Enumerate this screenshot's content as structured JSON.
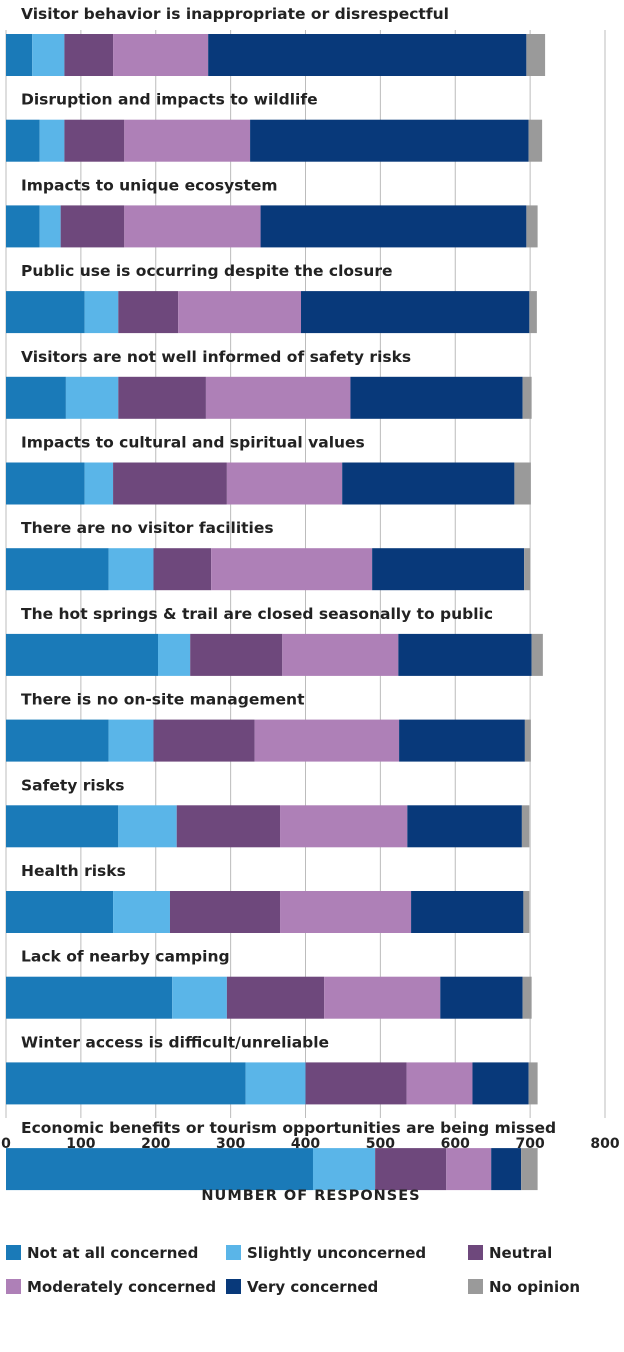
{
  "chart_data": {
    "type": "bar",
    "orientation": "horizontal",
    "stacked": true,
    "categories": [
      "Visitor behavior is inappropriate or disrespectful",
      "Disruption and impacts to wildlife",
      "Impacts to unique ecosystem",
      "Public use is occurring despite the closure",
      "Visitors are not well informed of safety risks",
      "Impacts to cultural and spiritual values",
      "There are no visitor facilities",
      "The hot springs & trail are closed seasonally to public",
      "There is no on-site management",
      "Safety risks",
      "Health risks",
      "Lack of nearby camping",
      "Winter access is difficult/unreliable",
      "Economic benefits or tourism opportunities are being missed"
    ],
    "series": [
      {
        "name": "Not at all concerned",
        "color": "#1a7ab8",
        "values": [
          35,
          45,
          45,
          105,
          80,
          105,
          137,
          203,
          137,
          150,
          143,
          222,
          320,
          410
        ]
      },
      {
        "name": "Slightly unconcerned",
        "color": "#5ab5e8",
        "values": [
          43,
          33,
          28,
          45,
          70,
          38,
          60,
          43,
          60,
          78,
          76,
          73,
          80,
          83
        ]
      },
      {
        "name": "Neutral",
        "color": "#6e487c",
        "values": [
          65,
          80,
          85,
          80,
          117,
          152,
          77,
          123,
          135,
          138,
          147,
          130,
          135,
          95
        ]
      },
      {
        "name": "Moderately concerned",
        "color": "#ae80b7",
        "values": [
          127,
          168,
          182,
          164,
          193,
          154,
          215,
          155,
          193,
          170,
          175,
          155,
          88,
          60
        ]
      },
      {
        "name": "Very concerned",
        "color": "#08397a",
        "values": [
          425,
          372,
          355,
          305,
          230,
          230,
          203,
          178,
          168,
          153,
          150,
          110,
          75,
          40
        ]
      },
      {
        "name": "No opinion",
        "color": "#9a9a9a",
        "values": [
          25,
          18,
          15,
          10,
          12,
          22,
          8,
          15,
          8,
          10,
          8,
          12,
          12,
          22
        ]
      }
    ],
    "xlim": [
      0,
      800
    ],
    "xticks": [
      0,
      100,
      200,
      300,
      400,
      500,
      600,
      700,
      800
    ],
    "xlabel": "NUMBER OF RESPONSES",
    "grid": true,
    "legend_position": "bottom"
  }
}
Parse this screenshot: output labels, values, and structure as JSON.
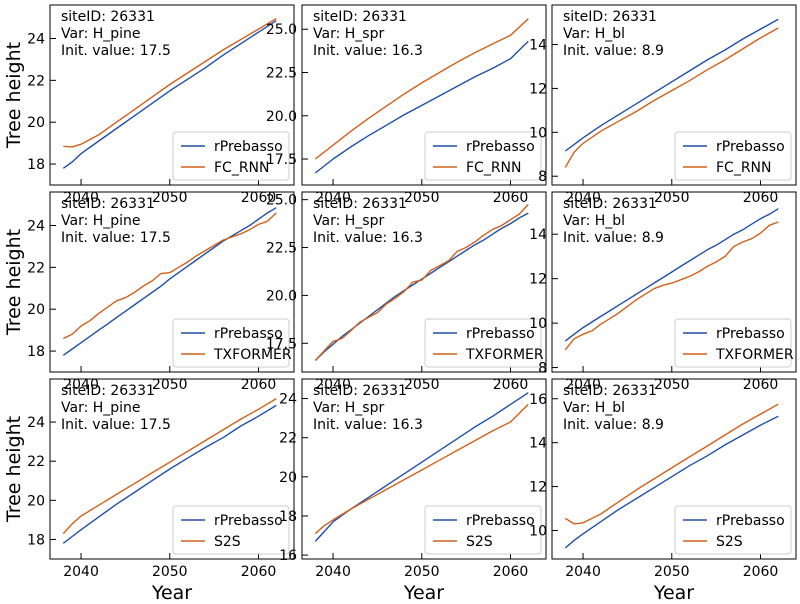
{
  "colors": {
    "rprebasso": "#1f4fa8",
    "model": "#d2601a"
  },
  "axis_titles": {
    "y": "Tree height",
    "x": "Year"
  },
  "annotation_labels": {
    "site": "siteID: ",
    "var": "Var: ",
    "init": "Init. value: "
  },
  "chart_data": [
    {
      "type": "line",
      "row": 0,
      "col": 0,
      "site_id": "26331",
      "var": "H_pine",
      "init_value": "17.5",
      "xlim": [
        2036.5,
        2064
      ],
      "ylim": [
        17.0,
        25.6
      ],
      "xticks": [
        2040,
        2050,
        2060
      ],
      "yticks": [
        18,
        20,
        22,
        24
      ],
      "ytick_labels": [
        "18",
        "20",
        "22",
        "24"
      ],
      "ylabel": "Tree height",
      "xlabel": "",
      "x": [
        2038,
        2039,
        2040,
        2042,
        2044,
        2046,
        2048,
        2050,
        2052,
        2054,
        2056,
        2058,
        2060,
        2062
      ],
      "series": [
        {
          "name": "rPrebasso",
          "values": [
            17.8,
            18.1,
            18.5,
            19.1,
            19.7,
            20.3,
            20.9,
            21.5,
            22.05,
            22.6,
            23.2,
            23.75,
            24.3,
            24.85
          ]
        },
        {
          "name": "FC_RNN",
          "values": [
            18.85,
            18.82,
            18.95,
            19.4,
            20.0,
            20.6,
            21.2,
            21.8,
            22.35,
            22.9,
            23.45,
            23.95,
            24.45,
            24.95
          ]
        }
      ]
    },
    {
      "type": "line",
      "row": 0,
      "col": 1,
      "site_id": "26331",
      "var": "H_spr",
      "init_value": "16.3",
      "xlim": [
        2036.5,
        2064
      ],
      "ylim": [
        16.0,
        26.4
      ],
      "xticks": [
        2040,
        2050,
        2060
      ],
      "yticks": [
        17.5,
        20.0,
        22.5,
        25.0
      ],
      "ytick_labels": [
        "17.5",
        "20.0",
        "22.5",
        "25.0"
      ],
      "ylabel": "",
      "xlabel": "",
      "x": [
        2038,
        2039,
        2040,
        2042,
        2044,
        2046,
        2048,
        2050,
        2052,
        2054,
        2056,
        2058,
        2060,
        2062
      ],
      "series": [
        {
          "name": "rPrebasso",
          "values": [
            16.7,
            17.1,
            17.5,
            18.2,
            18.85,
            19.45,
            20.05,
            20.6,
            21.15,
            21.7,
            22.25,
            22.75,
            23.3,
            24.3
          ]
        },
        {
          "name": "FC_RNN",
          "values": [
            17.5,
            17.9,
            18.3,
            19.1,
            19.85,
            20.55,
            21.25,
            21.9,
            22.5,
            23.1,
            23.65,
            24.15,
            24.65,
            25.6
          ]
        }
      ]
    },
    {
      "type": "line",
      "row": 0,
      "col": 2,
      "site_id": "26331",
      "var": "H_bl",
      "init_value": "8.9",
      "xlim": [
        2036.5,
        2064
      ],
      "ylim": [
        7.6,
        15.8
      ],
      "xticks": [
        2040,
        2050,
        2060
      ],
      "yticks": [
        8,
        10,
        12,
        14
      ],
      "ytick_labels": [
        "8",
        "10",
        "12",
        "14"
      ],
      "ylabel": "",
      "xlabel": "",
      "x": [
        2038,
        2039,
        2040,
        2042,
        2044,
        2046,
        2048,
        2050,
        2052,
        2054,
        2056,
        2058,
        2060,
        2062
      ],
      "series": [
        {
          "name": "rPrebasso",
          "values": [
            9.15,
            9.45,
            9.75,
            10.3,
            10.8,
            11.3,
            11.8,
            12.3,
            12.8,
            13.3,
            13.75,
            14.25,
            14.7,
            15.15
          ]
        },
        {
          "name": "FC_RNN",
          "values": [
            8.4,
            9.1,
            9.5,
            10.05,
            10.5,
            10.95,
            11.45,
            11.9,
            12.35,
            12.85,
            13.3,
            13.8,
            14.3,
            14.75
          ]
        }
      ]
    },
    {
      "type": "line",
      "row": 1,
      "col": 0,
      "site_id": "26331",
      "var": "H_pine",
      "init_value": "17.5",
      "xlim": [
        2036.5,
        2064
      ],
      "ylim": [
        17.0,
        25.6
      ],
      "xticks": [
        2040,
        2050,
        2060
      ],
      "yticks": [
        18,
        20,
        22,
        24
      ],
      "ytick_labels": [
        "18",
        "20",
        "22",
        "24"
      ],
      "ylabel": "Tree height",
      "xlabel": "",
      "x": [
        2038,
        2039,
        2040,
        2041,
        2042,
        2043,
        2044,
        2045,
        2046,
        2047,
        2048,
        2049,
        2050,
        2051,
        2052,
        2053,
        2054,
        2055,
        2056,
        2057,
        2058,
        2059,
        2060,
        2061,
        2062
      ],
      "series": [
        {
          "name": "rPrebasso",
          "values": [
            17.8,
            18.1,
            18.4,
            18.7,
            19.0,
            19.3,
            19.6,
            19.9,
            20.2,
            20.5,
            20.8,
            21.1,
            21.45,
            21.75,
            22.05,
            22.35,
            22.65,
            22.95,
            23.25,
            23.5,
            23.75,
            24.0,
            24.3,
            24.6,
            24.85
          ]
        },
        {
          "name": "TXFORMER",
          "values": [
            18.6,
            18.8,
            19.2,
            19.45,
            19.8,
            20.1,
            20.4,
            20.55,
            20.8,
            21.1,
            21.35,
            21.7,
            21.75,
            22.0,
            22.25,
            22.55,
            22.8,
            23.05,
            23.3,
            23.45,
            23.6,
            23.8,
            24.05,
            24.2,
            24.6
          ]
        }
      ]
    },
    {
      "type": "line",
      "row": 1,
      "col": 1,
      "site_id": "26331",
      "var": "H_spr",
      "init_value": "16.3",
      "xlim": [
        2036.5,
        2064
      ],
      "ylim": [
        16.0,
        25.4
      ],
      "xticks": [
        2040,
        2050,
        2060
      ],
      "yticks": [
        17.5,
        20.0,
        22.5,
        25.0
      ],
      "ytick_labels": [
        "17.5",
        "20.0",
        "22.5",
        "25.0"
      ],
      "ylabel": "",
      "xlabel": "",
      "x": [
        2038,
        2039,
        2040,
        2041,
        2042,
        2043,
        2044,
        2045,
        2046,
        2047,
        2048,
        2049,
        2050,
        2051,
        2052,
        2053,
        2054,
        2055,
        2056,
        2057,
        2058,
        2059,
        2060,
        2061,
        2062
      ],
      "series": [
        {
          "name": "rPrebasso",
          "values": [
            16.6,
            17.05,
            17.45,
            17.85,
            18.2,
            18.55,
            18.9,
            19.25,
            19.6,
            19.95,
            20.25,
            20.55,
            20.85,
            21.15,
            21.45,
            21.75,
            22.05,
            22.35,
            22.65,
            22.9,
            23.2,
            23.5,
            23.75,
            24.05,
            24.3
          ]
        },
        {
          "name": "TXFORMER",
          "values": [
            16.6,
            17.1,
            17.6,
            17.75,
            18.15,
            18.6,
            18.85,
            19.1,
            19.55,
            19.85,
            20.2,
            20.7,
            20.8,
            21.3,
            21.55,
            21.8,
            22.3,
            22.5,
            22.8,
            23.15,
            23.45,
            23.65,
            23.95,
            24.25,
            24.75
          ]
        }
      ]
    },
    {
      "type": "line",
      "row": 1,
      "col": 2,
      "site_id": "26331",
      "var": "H_bl",
      "init_value": "8.9",
      "xlim": [
        2036.5,
        2064
      ],
      "ylim": [
        7.8,
        15.9
      ],
      "xticks": [
        2040,
        2050,
        2060
      ],
      "yticks": [
        8,
        10,
        12,
        14
      ],
      "ytick_labels": [
        "8",
        "10",
        "12",
        "14"
      ],
      "ylabel": "",
      "xlabel": "",
      "x": [
        2038,
        2039,
        2040,
        2041,
        2042,
        2043,
        2044,
        2045,
        2046,
        2047,
        2048,
        2049,
        2050,
        2051,
        2052,
        2053,
        2054,
        2055,
        2056,
        2057,
        2058,
        2059,
        2060,
        2061,
        2062
      ],
      "series": [
        {
          "name": "rPrebasso",
          "values": [
            9.2,
            9.5,
            9.8,
            10.05,
            10.3,
            10.55,
            10.8,
            11.05,
            11.3,
            11.55,
            11.8,
            12.05,
            12.3,
            12.55,
            12.8,
            13.05,
            13.3,
            13.5,
            13.75,
            14.0,
            14.2,
            14.45,
            14.7,
            14.9,
            15.15
          ]
        },
        {
          "name": "TXFORMER",
          "values": [
            8.8,
            9.3,
            9.5,
            9.65,
            9.95,
            10.2,
            10.45,
            10.75,
            11.05,
            11.3,
            11.55,
            11.7,
            11.8,
            11.95,
            12.1,
            12.3,
            12.55,
            12.75,
            13.0,
            13.45,
            13.65,
            13.8,
            14.05,
            14.4,
            14.55
          ]
        }
      ]
    },
    {
      "type": "line",
      "row": 2,
      "col": 0,
      "site_id": "26331",
      "var": "H_pine",
      "init_value": "17.5",
      "xlim": [
        2036.5,
        2064
      ],
      "ylim": [
        17.0,
        26.2
      ],
      "xticks": [
        2040,
        2050,
        2060
      ],
      "yticks": [
        18,
        20,
        22,
        24
      ],
      "ytick_labels": [
        "18",
        "20",
        "22",
        "24"
      ],
      "ylabel": "Tree height",
      "xlabel": "Year",
      "x": [
        2038,
        2039,
        2040,
        2042,
        2044,
        2046,
        2048,
        2050,
        2052,
        2054,
        2056,
        2058,
        2060,
        2062
      ],
      "series": [
        {
          "name": "rPrebasso",
          "values": [
            17.8,
            18.15,
            18.5,
            19.15,
            19.8,
            20.4,
            21.0,
            21.6,
            22.15,
            22.7,
            23.2,
            23.8,
            24.3,
            24.85
          ]
        },
        {
          "name": "S2S",
          "values": [
            18.3,
            18.8,
            19.2,
            19.75,
            20.3,
            20.85,
            21.4,
            21.95,
            22.5,
            23.05,
            23.6,
            24.15,
            24.65,
            25.2
          ]
        }
      ]
    },
    {
      "type": "line",
      "row": 2,
      "col": 1,
      "site_id": "26331",
      "var": "H_spr",
      "init_value": "16.3",
      "xlim": [
        2036.5,
        2064
      ],
      "ylim": [
        15.8,
        25.0
      ],
      "xticks": [
        2040,
        2050,
        2060
      ],
      "yticks": [
        16,
        18,
        20,
        22,
        24
      ],
      "ytick_labels": [
        "16",
        "18",
        "20",
        "22",
        "24"
      ],
      "ylabel": "",
      "xlabel": "Year",
      "x": [
        2038,
        2039,
        2040,
        2042,
        2044,
        2046,
        2048,
        2050,
        2052,
        2054,
        2056,
        2058,
        2060,
        2062
      ],
      "series": [
        {
          "name": "rPrebasso",
          "values": [
            16.7,
            17.2,
            17.7,
            18.35,
            18.95,
            19.55,
            20.15,
            20.75,
            21.35,
            21.95,
            22.55,
            23.1,
            23.7,
            24.3
          ]
        },
        {
          "name": "S2S",
          "values": [
            17.1,
            17.5,
            17.8,
            18.35,
            18.85,
            19.35,
            19.85,
            20.35,
            20.85,
            21.35,
            21.85,
            22.35,
            22.8,
            23.7
          ]
        }
      ]
    },
    {
      "type": "line",
      "row": 2,
      "col": 2,
      "site_id": "26331",
      "var": "H_bl",
      "init_value": "8.9",
      "xlim": [
        2036.5,
        2064
      ],
      "ylim": [
        8.7,
        16.9
      ],
      "xticks": [
        2040,
        2050,
        2060
      ],
      "yticks": [
        10,
        12,
        14,
        16
      ],
      "ytick_labels": [
        "10",
        "12",
        "14",
        "16"
      ],
      "ylabel": "",
      "xlabel": "Year",
      "x": [
        2038,
        2039,
        2040,
        2042,
        2044,
        2046,
        2048,
        2050,
        2052,
        2054,
        2056,
        2058,
        2060,
        2062
      ],
      "series": [
        {
          "name": "rPrebasso",
          "values": [
            9.2,
            9.55,
            9.85,
            10.4,
            10.95,
            11.45,
            11.95,
            12.45,
            12.95,
            13.4,
            13.9,
            14.35,
            14.8,
            15.2
          ]
        },
        {
          "name": "S2S",
          "values": [
            10.55,
            10.3,
            10.35,
            10.75,
            11.3,
            11.85,
            12.35,
            12.85,
            13.35,
            13.85,
            14.35,
            14.85,
            15.3,
            15.75
          ]
        }
      ]
    }
  ]
}
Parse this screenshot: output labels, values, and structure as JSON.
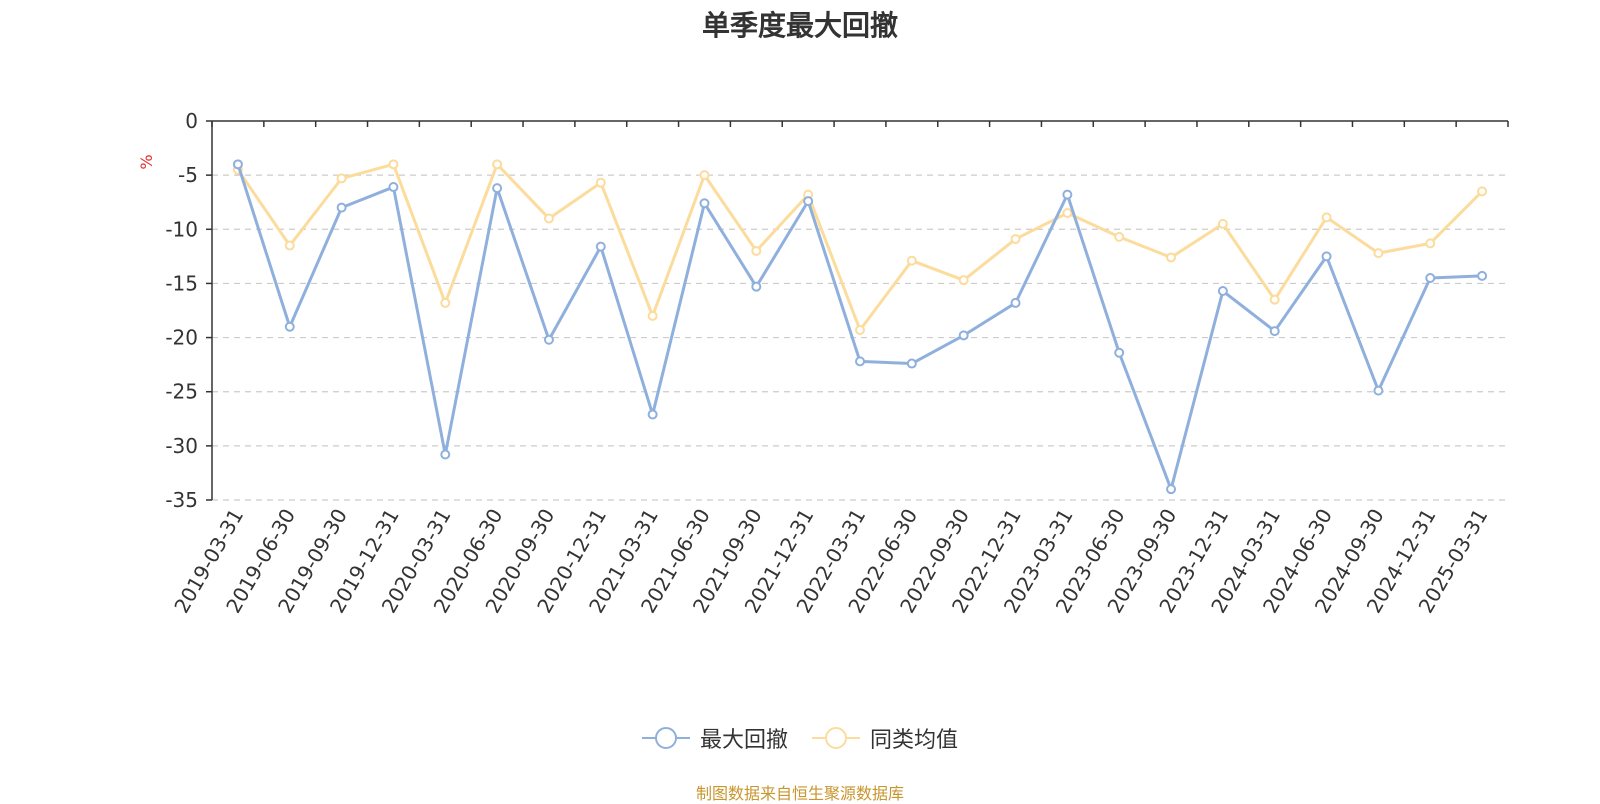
{
  "title": "单季度最大回撤",
  "source_note": "制图数据来自恒生聚源数据库",
  "colors": {
    "series1": "#8fb0dc",
    "series2": "#fcdc9c",
    "unit": "#e0312e",
    "grid": "#cccccc",
    "axis": "#333333"
  },
  "chart_data": {
    "type": "line",
    "title": "单季度最大回撤",
    "ylabel": "%",
    "ylim": [
      -35,
      0
    ],
    "yticks": [
      0,
      -5,
      -10,
      -15,
      -20,
      -25,
      -30,
      -35
    ],
    "grid": true,
    "legend_position": "bottom-center",
    "categories": [
      "2019-03-31",
      "2019-06-30",
      "2019-09-30",
      "2019-12-31",
      "2020-03-31",
      "2020-06-30",
      "2020-09-30",
      "2020-12-31",
      "2021-03-31",
      "2021-06-30",
      "2021-09-30",
      "2021-12-31",
      "2022-03-31",
      "2022-06-30",
      "2022-09-30",
      "2022-12-31",
      "2023-03-31",
      "2023-06-30",
      "2023-09-30",
      "2023-12-31",
      "2024-03-31",
      "2024-06-30",
      "2024-09-30",
      "2024-12-31",
      "2025-03-31"
    ],
    "series": [
      {
        "name": "最大回撤",
        "values": [
          -4.0,
          -19.0,
          -8.0,
          -6.1,
          -30.8,
          -6.2,
          -20.2,
          -11.6,
          -27.1,
          -7.6,
          -15.3,
          -7.4,
          -22.2,
          -22.4,
          -19.8,
          -16.8,
          -6.8,
          -21.4,
          -34.0,
          -15.7,
          -19.4,
          -12.5,
          -24.9,
          -14.5,
          -14.3
        ]
      },
      {
        "name": "同类均值",
        "values": [
          -4.5,
          -11.5,
          -5.3,
          -4.0,
          -16.8,
          -4.0,
          -9.0,
          -5.7,
          -18.0,
          -5.0,
          -12.0,
          -6.8,
          -19.3,
          -12.9,
          -14.7,
          -10.9,
          -8.5,
          -10.7,
          -12.6,
          -9.5,
          -16.5,
          -8.9,
          -12.2,
          -11.3,
          -6.5
        ]
      }
    ]
  }
}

◆ ◆ ◆ ◆

What you will do: Tally every line of the data that holds the word "risks" and write the count alone.

Written answer: 3